- What you have to do:
Repeat each record below exactly as given.

- Information provided:
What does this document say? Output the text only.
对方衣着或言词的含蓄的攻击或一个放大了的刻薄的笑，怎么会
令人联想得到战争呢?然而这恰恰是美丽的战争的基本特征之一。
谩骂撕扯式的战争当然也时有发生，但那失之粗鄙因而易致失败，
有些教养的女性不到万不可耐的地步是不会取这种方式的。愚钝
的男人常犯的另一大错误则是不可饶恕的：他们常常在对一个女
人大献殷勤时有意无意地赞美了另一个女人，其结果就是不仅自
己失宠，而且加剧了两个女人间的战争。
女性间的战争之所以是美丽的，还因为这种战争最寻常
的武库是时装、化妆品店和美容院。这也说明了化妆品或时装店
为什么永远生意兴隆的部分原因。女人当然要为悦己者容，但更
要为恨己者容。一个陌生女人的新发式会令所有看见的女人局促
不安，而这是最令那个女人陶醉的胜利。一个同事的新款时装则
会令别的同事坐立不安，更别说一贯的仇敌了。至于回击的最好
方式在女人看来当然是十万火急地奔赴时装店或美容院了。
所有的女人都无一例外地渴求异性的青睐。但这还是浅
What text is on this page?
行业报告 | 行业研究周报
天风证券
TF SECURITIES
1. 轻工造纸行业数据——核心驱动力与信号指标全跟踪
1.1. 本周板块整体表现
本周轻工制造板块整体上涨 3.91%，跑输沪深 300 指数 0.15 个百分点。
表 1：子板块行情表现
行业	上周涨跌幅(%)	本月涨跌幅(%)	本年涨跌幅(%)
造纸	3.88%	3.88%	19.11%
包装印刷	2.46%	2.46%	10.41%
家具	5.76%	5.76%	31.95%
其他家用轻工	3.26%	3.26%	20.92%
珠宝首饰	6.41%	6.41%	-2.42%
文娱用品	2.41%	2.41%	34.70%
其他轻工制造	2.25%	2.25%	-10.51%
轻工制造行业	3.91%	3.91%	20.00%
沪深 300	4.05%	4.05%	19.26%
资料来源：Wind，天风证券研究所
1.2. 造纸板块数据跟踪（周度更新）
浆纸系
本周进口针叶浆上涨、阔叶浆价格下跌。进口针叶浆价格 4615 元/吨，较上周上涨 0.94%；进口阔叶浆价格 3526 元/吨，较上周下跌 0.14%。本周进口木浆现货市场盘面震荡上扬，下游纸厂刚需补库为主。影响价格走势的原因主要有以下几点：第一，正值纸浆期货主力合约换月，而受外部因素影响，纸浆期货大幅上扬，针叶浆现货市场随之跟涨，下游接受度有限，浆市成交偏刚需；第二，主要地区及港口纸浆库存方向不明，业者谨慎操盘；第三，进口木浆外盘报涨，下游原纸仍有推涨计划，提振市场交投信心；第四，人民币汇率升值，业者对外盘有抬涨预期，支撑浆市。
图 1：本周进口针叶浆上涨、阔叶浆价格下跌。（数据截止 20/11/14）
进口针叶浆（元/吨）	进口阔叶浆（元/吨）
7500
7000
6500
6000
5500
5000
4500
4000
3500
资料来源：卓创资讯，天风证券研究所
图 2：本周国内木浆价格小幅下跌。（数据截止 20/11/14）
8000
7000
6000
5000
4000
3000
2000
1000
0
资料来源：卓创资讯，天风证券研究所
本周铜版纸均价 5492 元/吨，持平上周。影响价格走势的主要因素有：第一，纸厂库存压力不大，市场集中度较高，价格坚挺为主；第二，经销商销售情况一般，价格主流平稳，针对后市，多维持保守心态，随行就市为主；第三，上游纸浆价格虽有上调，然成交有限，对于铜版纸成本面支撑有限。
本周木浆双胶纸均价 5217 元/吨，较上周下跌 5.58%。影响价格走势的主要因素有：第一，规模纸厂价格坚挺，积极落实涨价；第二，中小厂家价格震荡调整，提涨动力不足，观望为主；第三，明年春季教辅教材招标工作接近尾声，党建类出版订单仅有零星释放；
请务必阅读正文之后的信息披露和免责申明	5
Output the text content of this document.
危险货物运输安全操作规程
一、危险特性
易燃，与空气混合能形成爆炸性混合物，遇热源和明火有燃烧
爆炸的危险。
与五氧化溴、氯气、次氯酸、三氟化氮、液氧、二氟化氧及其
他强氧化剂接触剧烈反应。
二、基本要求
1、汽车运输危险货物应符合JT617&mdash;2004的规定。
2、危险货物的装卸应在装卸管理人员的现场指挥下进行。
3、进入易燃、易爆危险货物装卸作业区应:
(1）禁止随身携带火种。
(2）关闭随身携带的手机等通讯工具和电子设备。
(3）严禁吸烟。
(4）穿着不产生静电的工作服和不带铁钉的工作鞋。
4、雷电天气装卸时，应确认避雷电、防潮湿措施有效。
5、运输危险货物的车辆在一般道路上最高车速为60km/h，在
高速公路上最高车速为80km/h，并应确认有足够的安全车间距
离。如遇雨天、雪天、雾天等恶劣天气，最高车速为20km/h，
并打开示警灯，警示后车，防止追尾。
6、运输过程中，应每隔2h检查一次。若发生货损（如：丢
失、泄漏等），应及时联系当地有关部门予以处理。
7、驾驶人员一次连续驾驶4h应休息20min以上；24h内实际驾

- Task response:
What does this document say? Output the text only.
对方衣着或言词的含蓄的攻击或一个放大了的刻薄的笑，怎么会
令人联想得到战争呢?然而这恰恰是美丽的战争的基本特征之一。
谩骂撕扯式的战争当然也时有发生，但那失之粗鄙因而易致失败，
有些教养的女性不到万不可耐的地步是不会取这种方式的。愚钝
的男人常犯的另一大错误则是不可饶恕的：他们常常在对一个女
人大献殷勤时有意无意地赞美了另一个女人，其结果就是不仅自
己失宠，而且加剧了两个女人间的战争。
女性间的战争之所以是美丽的，还因为这种战争最寻常
的武库是时装、化妆品店和美容院。这也说明了化妆品或时装店
为什么永远生意兴隆的部分原因。女人当然要为悦己者容，但更
要为恨己者容。一个陌生女人的新发式会令所有看见的女人局促
不安，而这是最令那个女人陶醉的胜利。一个同事的新款时装则
会令别的同事坐立不安，更别说一贯的仇敌了。至于回击的最好
方式在女人看来当然是十万火急地奔赴时装店或美容院了。
所有的女人都无一例外地渴求异性的青睐。但这还是浅
What text is on this page?
行业报告 | 行业研究周报
天风证券
TF SECURITIES
1. 轻工造纸行业数据——核心驱动力与信号指标全跟踪
1.1. 本周板块整体表现
本周轻工制造板块整体上涨 3.91%，跑输沪深 300 指数 0.15 个百分点。
表 1：子板块行情表现
行业	上周涨跌幅(%)	本月涨跌幅(%)	本年涨跌幅(%)
造纸	3.88%	3.88%	19.11%
包装印刷	2.46%	2.46%	10.41%
家具	5.76%	5.76%	31.95%
其他家用轻工	3.26%	3.26%	20.92%
珠宝首饰	6.41%	6.41%	-2.42%
文娱用品	2.41%	2.41%	34.70%
其他轻工制造	2.25%	2.25%	-10.51%
轻工制造行业	3.91%	3.91%	20.00%
沪深 300	4.05%	4.05%	19.26%
资料来源：Wind，天风证券研究所
1.2. 造纸板块数据跟踪（周度更新）
浆纸系
本周进口针叶浆上涨、阔叶浆价格下跌。进口针叶浆价格 4615 元/吨，较上周上涨 0.94%；进口阔叶浆价格 3526 元/吨，较上周下跌 0.14%。本周进口木浆现货市场盘面震荡上扬，下游纸厂刚需补库为主。影响价格走势的原因主要有以下几点：第一，正值纸浆期货主力合约换月，而受外部因素影响，纸浆期货大幅上扬，针叶浆现货市场随之跟涨，下游接受度有限，浆市成交偏刚需；第二，主要地区及港口纸浆库存方向不明，业者谨慎操盘；第三，进口木浆外盘报涨，下游原纸仍有推涨计划，提振市场交投信心；第四，人民币汇率升值，业者对外盘有抬涨预期，支撑浆市。
图 1：本周进口针叶浆上涨、阔叶浆价格下跌。（数据截止 20/11/14）
进口针叶浆（元/吨）	进口阔叶浆（元/吨）
7500
7000
6500
6000
5500
5000
4500
4000
3500
资料来源：卓创资讯，天风证券研究所
图 2：本周国内木浆价格小幅下跌。（数据截止 20/11/14）
8000
7000
6000
5000
4000
3000
2000
1000
0
资料来源：卓创资讯，天风证券研究所
本周铜版纸均价 5492 元/吨，持平上周。影响价格走势的主要因素有：第一，纸厂库存压力不大，市场集中度较高，价格坚挺为主；第二，经销商销售情况一般，价格主流平稳，针对后市，多维持保守心态，随行就市为主；第三，上游纸浆价格虽有上调，然成交有限，对于铜版纸成本面支撑有限。
本周木浆双胶纸均价 5217 元/吨，较上周下跌 5.58%。影响价格走势的主要因素有：第一，规模纸厂价格坚挺，积极落实涨价；第二，中小厂家价格震荡调整，提涨动力不足，观望为主；第三，明年春季教辅教材招标工作接近尾声，党建类出版订单仅有零星释放；
请务必阅读正文之后的信息披露和免责申明	5
Output the text content of this document.
危险货物运输安全操作规程
一、危险特性
易燃，与空气混合能形成爆炸性混合物，遇热源和明火有燃烧
爆炸的危险。
与五氧化溴、氯气、次氯酸、三氟化氮、液氧、二氟化氧及其
他强氧化剂接触剧烈反应。
二、基本要求
1、汽车运输危险货物应符合JT617&mdash;2004的规定。
2、危险货物的装卸应在装卸管理人员的现场指挥下进行。
3、进入易燃、易爆危险货物装卸作业区应:
(1）禁止随身携带火种。
(2）关闭随身携带的手机等通讯工具和电子设备。
(3）严禁吸烟。
(4）穿着不产生静电的工作服和不带铁钉的工作鞋。
4、雷电天气装卸时，应确认避雷电、防潮湿措施有效。
5、运输危险货物的车辆在一般道路上最高车速为60km/h，在
高速公路上最高车速为80km/h，并应确认有足够的安全车间距
离。如遇雨天、雪天、雾天等恶劣天气，最高车速为20km/h，
并打开示警灯，警示后车，防止追尾。
6、运输过程中，应每隔2h检查一次。若发生货损（如：丢
失、泄漏等），应及时联系当地有关部门予以处理。
7、驾驶人员一次连续驾驶4h应休息20min以上；24h内实际驾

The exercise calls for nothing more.